● What you will do
Gather all lines in the data that hold the string "this".

● Data supplied
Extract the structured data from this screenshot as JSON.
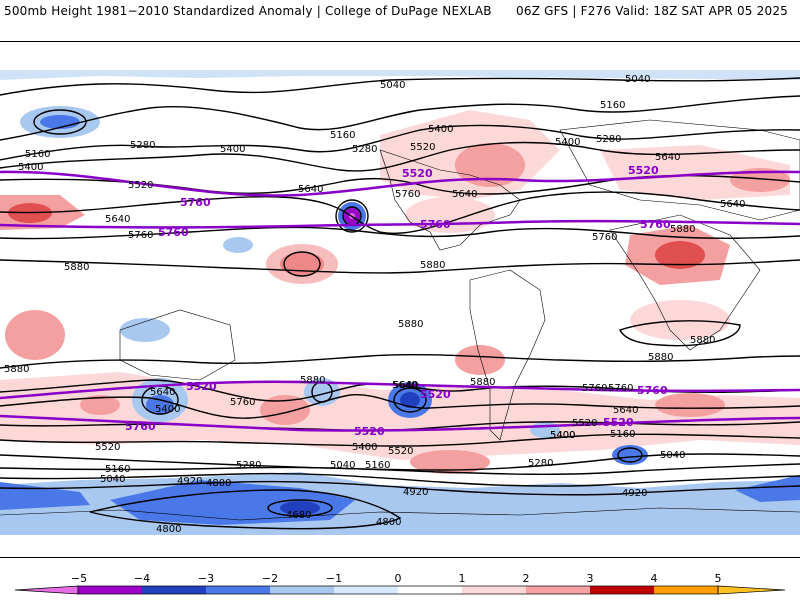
{
  "header": {
    "left": "500mb Height 1981−2010 Standardized Anomaly | College of DuPage NEXLAB",
    "right": "06Z GFS | F276 Valid: 18Z SAT APR 05 2025"
  },
  "colorbar": {
    "ticks": [
      "−5",
      "−4",
      "−3",
      "−2",
      "−1",
      "0",
      "1",
      "2",
      "3",
      "4",
      "5"
    ],
    "colors": [
      "#e66ee6",
      "#9a00c8",
      "#2040c0",
      "#4a78e8",
      "#a8c8f0",
      "#d8eaff",
      "#ffffff",
      "#fcd8d8",
      "#f4a0a0",
      "#e05050",
      "#c00000",
      "#ffa000"
    ]
  },
  "contour_labels": {
    "black": [
      "5040",
      "5160",
      "5400",
      "5280",
      "5520",
      "5400",
      "5160",
      "5280",
      "5640",
      "5040",
      "5160",
      "5400",
      "5280",
      "5520",
      "5640",
      "5400",
      "5760",
      "5640",
      "5880",
      "5760",
      "5640",
      "5640",
      "5880",
      "5880",
      "5880",
      "5760",
      "5880",
      "5880",
      "5880",
      "5880",
      "5640",
      "5400",
      "5760",
      "5640",
      "5880",
      "5760",
      "5640",
      "5400",
      "5520",
      "5160",
      "5040",
      "5280",
      "4920",
      "4800",
      "4920",
      "4800",
      "4680",
      "4800",
      "5040",
      "5160",
      "5400",
      "5520",
      "5760",
      "5640",
      "5400",
      "5520",
      "5160",
      "5040",
      "5280",
      "4920"
    ],
    "purple": [
      "5520",
      "5520",
      "5760",
      "5760",
      "5760",
      "5760",
      "5520",
      "5520",
      "5760",
      "5760",
      "5520",
      "5520"
    ]
  }
}
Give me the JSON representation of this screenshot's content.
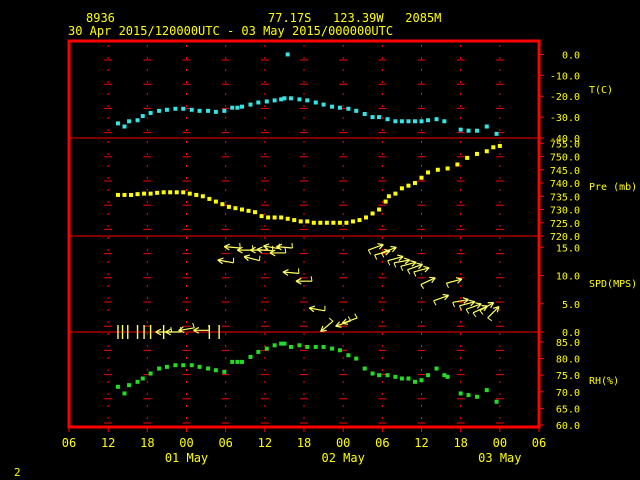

● Problem solution
Extract the structured data from this screenshot as JSON.
Give me the JSON representation of this screenshot's content.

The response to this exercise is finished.